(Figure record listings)
** BEGIN **

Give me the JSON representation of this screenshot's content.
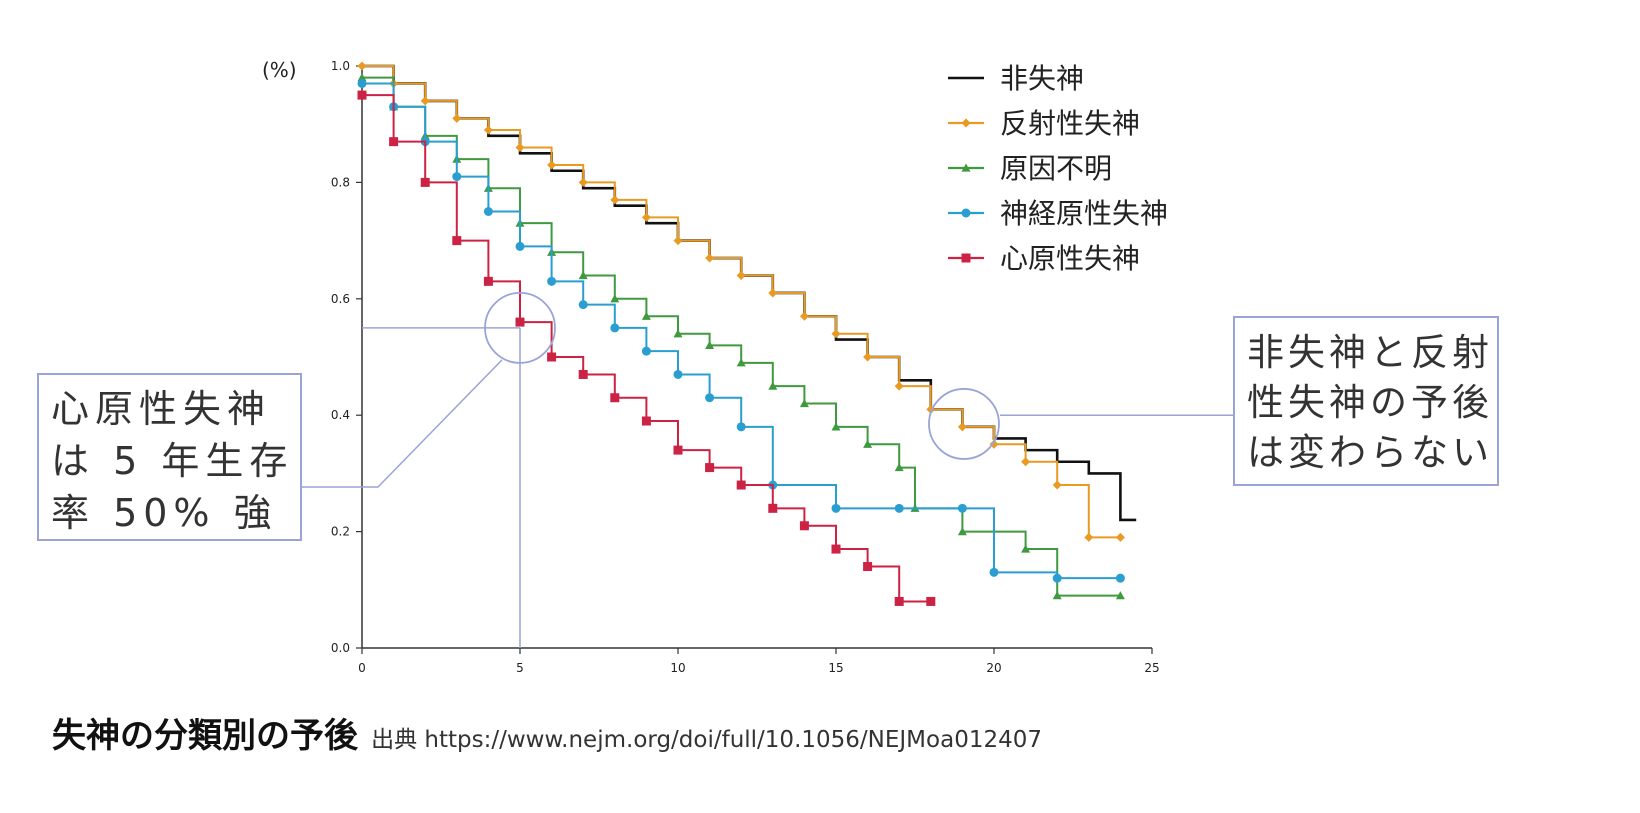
{
  "chart_data": {
    "type": "line",
    "title": "失神の分類別の予後",
    "source_label": "出典",
    "source_url": "https://www.nejm.org/doi/full/10.1056/NEJMoa012407",
    "ylabel": "(%)",
    "xlabel": "",
    "xlim": [
      0,
      25
    ],
    "ylim": [
      0,
      1.0
    ],
    "xticks": [
      "0",
      "5",
      "10",
      "15",
      "20",
      "25"
    ],
    "yticks": [
      "0.0",
      "0.2",
      "0.4",
      "0.6",
      "0.8",
      "1.0"
    ],
    "series": [
      {
        "name": "非失神",
        "color": "#111111",
        "marker": "none",
        "x": [
          0,
          1,
          2,
          3,
          4,
          5,
          6,
          7,
          8,
          9,
          10,
          11,
          12,
          13,
          14,
          15,
          16,
          17,
          18,
          19,
          20,
          21,
          22,
          23,
          24,
          24.5
        ],
        "y": [
          1.0,
          0.97,
          0.94,
          0.91,
          0.88,
          0.85,
          0.82,
          0.79,
          0.76,
          0.73,
          0.7,
          0.67,
          0.64,
          0.61,
          0.57,
          0.53,
          0.5,
          0.46,
          0.41,
          0.38,
          0.36,
          0.34,
          0.32,
          0.3,
          0.22,
          0.22
        ]
      },
      {
        "name": "反射性失神",
        "color": "#e89a23",
        "marker": "diamond",
        "x": [
          0,
          1,
          2,
          3,
          4,
          5,
          6,
          7,
          8,
          9,
          10,
          11,
          12,
          13,
          14,
          15,
          16,
          17,
          18,
          19,
          20,
          21,
          22,
          23,
          24
        ],
        "y": [
          1.0,
          0.97,
          0.94,
          0.91,
          0.89,
          0.86,
          0.83,
          0.8,
          0.77,
          0.74,
          0.7,
          0.67,
          0.64,
          0.61,
          0.57,
          0.54,
          0.5,
          0.45,
          0.41,
          0.38,
          0.35,
          0.32,
          0.28,
          0.19,
          0.19
        ]
      },
      {
        "name": "原因不明",
        "color": "#3f9a3f",
        "marker": "triangle",
        "x": [
          0,
          1,
          2,
          3,
          4,
          5,
          6,
          7,
          8,
          9,
          10,
          11,
          12,
          13,
          14,
          15,
          16,
          17,
          17.5,
          19,
          21,
          22,
          24
        ],
        "y": [
          0.98,
          0.93,
          0.88,
          0.84,
          0.79,
          0.73,
          0.68,
          0.64,
          0.6,
          0.57,
          0.54,
          0.52,
          0.49,
          0.45,
          0.42,
          0.38,
          0.35,
          0.31,
          0.24,
          0.2,
          0.17,
          0.09,
          0.09
        ]
      },
      {
        "name": "神経原性失神",
        "color": "#2a9ed0",
        "marker": "circle",
        "x": [
          0,
          1,
          2,
          3,
          4,
          5,
          6,
          7,
          8,
          9,
          10,
          11,
          12,
          13,
          15,
          17,
          19,
          20,
          22,
          24
        ],
        "y": [
          0.97,
          0.93,
          0.87,
          0.81,
          0.75,
          0.69,
          0.63,
          0.59,
          0.55,
          0.51,
          0.47,
          0.43,
          0.38,
          0.28,
          0.24,
          0.24,
          0.24,
          0.13,
          0.12,
          0.12
        ]
      },
      {
        "name": "心原性失神",
        "color": "#cc2244",
        "marker": "square",
        "x": [
          0,
          1,
          2,
          3,
          4,
          5,
          6,
          7,
          8,
          9,
          10,
          11,
          12,
          13,
          14,
          15,
          16,
          17,
          18
        ],
        "y": [
          0.95,
          0.87,
          0.8,
          0.7,
          0.63,
          0.56,
          0.5,
          0.47,
          0.43,
          0.39,
          0.34,
          0.31,
          0.28,
          0.24,
          0.21,
          0.17,
          0.14,
          0.08,
          0.08
        ]
      }
    ],
    "annotations": {
      "left_lines": [
        "心原性失神",
        "は 5 年生存",
        "率 50% 強"
      ],
      "right_lines": [
        "非失神と反射",
        "性失神の予後",
        "は変わらない"
      ]
    }
  }
}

** END **

STATED EXERCISE: The records above are to be quoted exactly, with all pictures left out.

ANSWER TO THIS PROBLEM:
Give me the JSON representation of this screenshot's content.
{
  "chart_data": {
    "type": "line",
    "title": "失神の分類別の予後",
    "source_label": "出典",
    "source_url": "https://www.nejm.org/doi/full/10.1056/NEJMoa012407",
    "ylabel": "(%)",
    "xlabel": "",
    "xlim": [
      0,
      25
    ],
    "ylim": [
      0,
      1.0
    ],
    "xticks": [
      "0",
      "5",
      "10",
      "15",
      "20",
      "25"
    ],
    "yticks": [
      "0.0",
      "0.2",
      "0.4",
      "0.6",
      "0.8",
      "1.0"
    ],
    "series": [
      {
        "name": "非失神",
        "color": "#111111",
        "marker": "none",
        "x": [
          0,
          1,
          2,
          3,
          4,
          5,
          6,
          7,
          8,
          9,
          10,
          11,
          12,
          13,
          14,
          15,
          16,
          17,
          18,
          19,
          20,
          21,
          22,
          23,
          24,
          24.5
        ],
        "y": [
          1.0,
          0.97,
          0.94,
          0.91,
          0.88,
          0.85,
          0.82,
          0.79,
          0.76,
          0.73,
          0.7,
          0.67,
          0.64,
          0.61,
          0.57,
          0.53,
          0.5,
          0.46,
          0.41,
          0.38,
          0.36,
          0.34,
          0.32,
          0.3,
          0.22,
          0.22
        ]
      },
      {
        "name": "反射性失神",
        "color": "#e89a23",
        "marker": "diamond",
        "x": [
          0,
          1,
          2,
          3,
          4,
          5,
          6,
          7,
          8,
          9,
          10,
          11,
          12,
          13,
          14,
          15,
          16,
          17,
          18,
          19,
          20,
          21,
          22,
          23,
          24
        ],
        "y": [
          1.0,
          0.97,
          0.94,
          0.91,
          0.89,
          0.86,
          0.83,
          0.8,
          0.77,
          0.74,
          0.7,
          0.67,
          0.64,
          0.61,
          0.57,
          0.54,
          0.5,
          0.45,
          0.41,
          0.38,
          0.35,
          0.32,
          0.28,
          0.19,
          0.19
        ]
      },
      {
        "name": "原因不明",
        "color": "#3f9a3f",
        "marker": "triangle",
        "x": [
          0,
          1,
          2,
          3,
          4,
          5,
          6,
          7,
          8,
          9,
          10,
          11,
          12,
          13,
          14,
          15,
          16,
          17,
          17.5,
          19,
          21,
          22,
          24
        ],
        "y": [
          0.98,
          0.93,
          0.88,
          0.84,
          0.79,
          0.73,
          0.68,
          0.64,
          0.6,
          0.57,
          0.54,
          0.52,
          0.49,
          0.45,
          0.42,
          0.38,
          0.35,
          0.31,
          0.24,
          0.2,
          0.17,
          0.09,
          0.09
        ]
      },
      {
        "name": "神経原性失神",
        "color": "#2a9ed0",
        "marker": "circle",
        "x": [
          0,
          1,
          2,
          3,
          4,
          5,
          6,
          7,
          8,
          9,
          10,
          11,
          12,
          13,
          15,
          17,
          19,
          20,
          22,
          24
        ],
        "y": [
          0.97,
          0.93,
          0.87,
          0.81,
          0.75,
          0.69,
          0.63,
          0.59,
          0.55,
          0.51,
          0.47,
          0.43,
          0.38,
          0.28,
          0.24,
          0.24,
          0.24,
          0.13,
          0.12,
          0.12
        ]
      },
      {
        "name": "心原性失神",
        "color": "#cc2244",
        "marker": "square",
        "x": [
          0,
          1,
          2,
          3,
          4,
          5,
          6,
          7,
          8,
          9,
          10,
          11,
          12,
          13,
          14,
          15,
          16,
          17,
          18
        ],
        "y": [
          0.95,
          0.87,
          0.8,
          0.7,
          0.63,
          0.56,
          0.5,
          0.47,
          0.43,
          0.39,
          0.34,
          0.31,
          0.28,
          0.24,
          0.21,
          0.17,
          0.14,
          0.08,
          0.08
        ]
      }
    ],
    "annotations": {
      "left_lines": [
        "心原性失神",
        "は 5 年生存",
        "率 50% 強"
      ],
      "right_lines": [
        "非失神と反射",
        "性失神の予後",
        "は変わらない"
      ]
    }
  }
}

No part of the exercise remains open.